Your task is to print the material below exactly as presented.

>> START SUPPLIED DATA

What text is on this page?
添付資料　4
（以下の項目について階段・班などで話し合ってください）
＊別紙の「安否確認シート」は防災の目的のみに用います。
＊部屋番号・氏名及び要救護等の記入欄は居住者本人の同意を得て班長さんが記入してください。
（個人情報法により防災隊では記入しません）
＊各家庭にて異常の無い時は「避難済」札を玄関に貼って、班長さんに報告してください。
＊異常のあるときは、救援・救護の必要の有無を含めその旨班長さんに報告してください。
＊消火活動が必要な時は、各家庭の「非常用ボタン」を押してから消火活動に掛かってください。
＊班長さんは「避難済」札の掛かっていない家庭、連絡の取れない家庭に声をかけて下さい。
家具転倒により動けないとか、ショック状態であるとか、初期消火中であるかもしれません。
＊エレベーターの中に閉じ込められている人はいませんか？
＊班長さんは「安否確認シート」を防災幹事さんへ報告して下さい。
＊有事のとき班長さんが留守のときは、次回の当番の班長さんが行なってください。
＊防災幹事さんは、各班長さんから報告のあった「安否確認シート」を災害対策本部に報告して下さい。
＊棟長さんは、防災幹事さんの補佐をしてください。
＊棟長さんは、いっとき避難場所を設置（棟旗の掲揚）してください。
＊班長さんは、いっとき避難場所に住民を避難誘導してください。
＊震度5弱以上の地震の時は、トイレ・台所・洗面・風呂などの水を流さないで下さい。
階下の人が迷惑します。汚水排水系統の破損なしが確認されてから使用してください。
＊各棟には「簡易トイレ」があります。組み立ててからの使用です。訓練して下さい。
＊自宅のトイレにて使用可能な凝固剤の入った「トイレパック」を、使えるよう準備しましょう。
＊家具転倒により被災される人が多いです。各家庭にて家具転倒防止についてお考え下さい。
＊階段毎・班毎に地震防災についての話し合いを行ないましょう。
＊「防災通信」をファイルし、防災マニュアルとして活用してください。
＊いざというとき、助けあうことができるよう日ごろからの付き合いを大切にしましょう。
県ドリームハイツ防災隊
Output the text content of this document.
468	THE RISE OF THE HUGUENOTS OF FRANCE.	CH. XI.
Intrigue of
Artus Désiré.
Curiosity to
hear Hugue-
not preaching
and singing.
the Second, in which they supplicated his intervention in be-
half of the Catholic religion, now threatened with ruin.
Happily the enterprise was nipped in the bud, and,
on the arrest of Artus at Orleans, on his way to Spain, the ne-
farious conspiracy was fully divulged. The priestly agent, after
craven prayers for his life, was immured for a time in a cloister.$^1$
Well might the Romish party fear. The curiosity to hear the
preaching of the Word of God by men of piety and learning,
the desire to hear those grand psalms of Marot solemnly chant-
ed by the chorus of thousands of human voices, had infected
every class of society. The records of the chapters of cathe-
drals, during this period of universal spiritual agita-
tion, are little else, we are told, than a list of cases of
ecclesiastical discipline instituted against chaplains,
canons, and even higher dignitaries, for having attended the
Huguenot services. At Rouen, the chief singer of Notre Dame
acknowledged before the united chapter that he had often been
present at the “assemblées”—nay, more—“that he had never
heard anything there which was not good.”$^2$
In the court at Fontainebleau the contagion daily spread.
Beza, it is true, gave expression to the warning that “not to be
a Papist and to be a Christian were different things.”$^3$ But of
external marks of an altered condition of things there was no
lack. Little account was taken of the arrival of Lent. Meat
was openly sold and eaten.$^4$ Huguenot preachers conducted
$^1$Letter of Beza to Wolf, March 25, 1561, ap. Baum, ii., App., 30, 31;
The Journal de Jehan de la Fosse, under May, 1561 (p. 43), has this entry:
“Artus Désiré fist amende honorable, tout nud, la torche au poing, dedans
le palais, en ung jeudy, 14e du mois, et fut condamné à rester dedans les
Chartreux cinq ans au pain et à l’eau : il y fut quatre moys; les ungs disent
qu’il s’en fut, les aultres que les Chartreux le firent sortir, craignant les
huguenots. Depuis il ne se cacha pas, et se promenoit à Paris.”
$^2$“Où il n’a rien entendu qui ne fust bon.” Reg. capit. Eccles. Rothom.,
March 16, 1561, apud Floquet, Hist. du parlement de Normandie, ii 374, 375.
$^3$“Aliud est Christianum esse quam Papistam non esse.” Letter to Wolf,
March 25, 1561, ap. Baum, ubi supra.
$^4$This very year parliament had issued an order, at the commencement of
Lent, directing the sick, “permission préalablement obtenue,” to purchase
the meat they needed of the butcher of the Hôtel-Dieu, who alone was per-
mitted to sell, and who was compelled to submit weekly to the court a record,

>> END SUPPLIED DATA

ANSWER TO THE TASK =>
What text is on this page?
添付資料　4
（以下の項目について階段・班などで話し合ってください）
＊別紙の「安否確認シート」は防災の目的のみに用います。
＊部屋番号・氏名及び要救護等の記入欄は居住者本人の同意を得て班長さんが記入してください。
（個人情報法により防災隊では記入しません）
＊各家庭にて異常の無い時は「避難済」札を玄関に貼って、班長さんに報告してください。
＊異常のあるときは、救援・救護の必要の有無を含めその旨班長さんに報告してください。
＊消火活動が必要な時は、各家庭の「非常用ボタン」を押してから消火活動に掛かってください。
＊班長さんは「避難済」札の掛かっていない家庭、連絡の取れない家庭に声をかけて下さい。
家具転倒により動けないとか、ショック状態であるとか、初期消火中であるかもしれません。
＊エレベーターの中に閉じ込められている人はいませんか？
＊班長さんは「安否確認シート」を防災幹事さんへ報告して下さい。
＊有事のとき班長さんが留守のときは、次回の当番の班長さんが行なってください。
＊防災幹事さんは、各班長さんから報告のあった「安否確認シート」を災害対策本部に報告して下さい。
＊棟長さんは、防災幹事さんの補佐をしてください。
＊棟長さんは、いっとき避難場所を設置（棟旗の掲揚）してください。
＊班長さんは、いっとき避難場所に住民を避難誘導してください。
＊震度5弱以上の地震の時は、トイレ・台所・洗面・風呂などの水を流さないで下さい。
階下の人が迷惑します。汚水排水系統の破損なしが確認されてから使用してください。
＊各棟には「簡易トイレ」があります。組み立ててからの使用です。訓練して下さい。
＊自宅のトイレにて使用可能な凝固剤の入った「トイレパック」を、使えるよう準備しましょう。
＊家具転倒により被災される人が多いです。各家庭にて家具転倒防止についてお考え下さい。
＊階段毎・班毎に地震防災についての話し合いを行ないましょう。
＊「防災通信」をファイルし、防災マニュアルとして活用してください。
＊いざというとき、助けあうことができるよう日ごろからの付き合いを大切にしましょう。
県ドリームハイツ防災隊
Output the text content of this document.
468	THE RISE OF THE HUGUENOTS OF FRANCE.	CH. XI.
Intrigue of
Artus Désiré.
Curiosity to
hear Hugue-
not preaching
and singing.
the Second, in which they supplicated his intervention in be-
half of the Catholic religion, now threatened with ruin.
Happily the enterprise was nipped in the bud, and,
on the arrest of Artus at Orleans, on his way to Spain, the ne-
farious conspiracy was fully divulged. The priestly agent, after
craven prayers for his life, was immured for a time in a cloister.$^1$
Well might the Romish party fear. The curiosity to hear the
preaching of the Word of God by men of piety and learning,
the desire to hear those grand psalms of Marot solemnly chant-
ed by the chorus of thousands of human voices, had infected
every class of society. The records of the chapters of cathe-
drals, during this period of universal spiritual agita-
tion, are little else, we are told, than a list of cases of
ecclesiastical discipline instituted against chaplains,
canons, and even higher dignitaries, for having attended the
Huguenot services. At Rouen, the chief singer of Notre Dame
acknowledged before the united chapter that he had often been
present at the “assemblées”—nay, more—“that he had never
heard anything there which was not good.”$^2$
In the court at Fontainebleau the contagion daily spread.
Beza, it is true, gave expression to the warning that “not to be
a Papist and to be a Christian were different things.”$^3$ But of
external marks of an altered condition of things there was no
lack. Little account was taken of the arrival of Lent. Meat
was openly sold and eaten.$^4$ Huguenot preachers conducted
$^1$Letter of Beza to Wolf, March 25, 1561, ap. Baum, ii., App., 30, 31;
The Journal de Jehan de la Fosse, under May, 1561 (p. 43), has this entry:
“Artus Désiré fist amende honorable, tout nud, la torche au poing, dedans
le palais, en ung jeudy, 14e du mois, et fut condamné à rester dedans les
Chartreux cinq ans au pain et à l’eau : il y fut quatre moys; les ungs disent
qu’il s’en fut, les aultres que les Chartreux le firent sortir, craignant les
huguenots. Depuis il ne se cacha pas, et se promenoit à Paris.”
$^2$“Où il n’a rien entendu qui ne fust bon.” Reg. capit. Eccles. Rothom.,
March 16, 1561, apud Floquet, Hist. du parlement de Normandie, ii 374, 375.
$^3$“Aliud est Christianum esse quam Papistam non esse.” Letter to Wolf,
March 25, 1561, ap. Baum, ubi supra.
$^4$This very year parliament had issued an order, at the commencement of
Lent, directing the sick, “permission préalablement obtenue,” to purchase
the meat they needed of the butcher of the Hôtel-Dieu, who alone was per-
mitted to sell, and who was compelled to submit weekly to the court a record,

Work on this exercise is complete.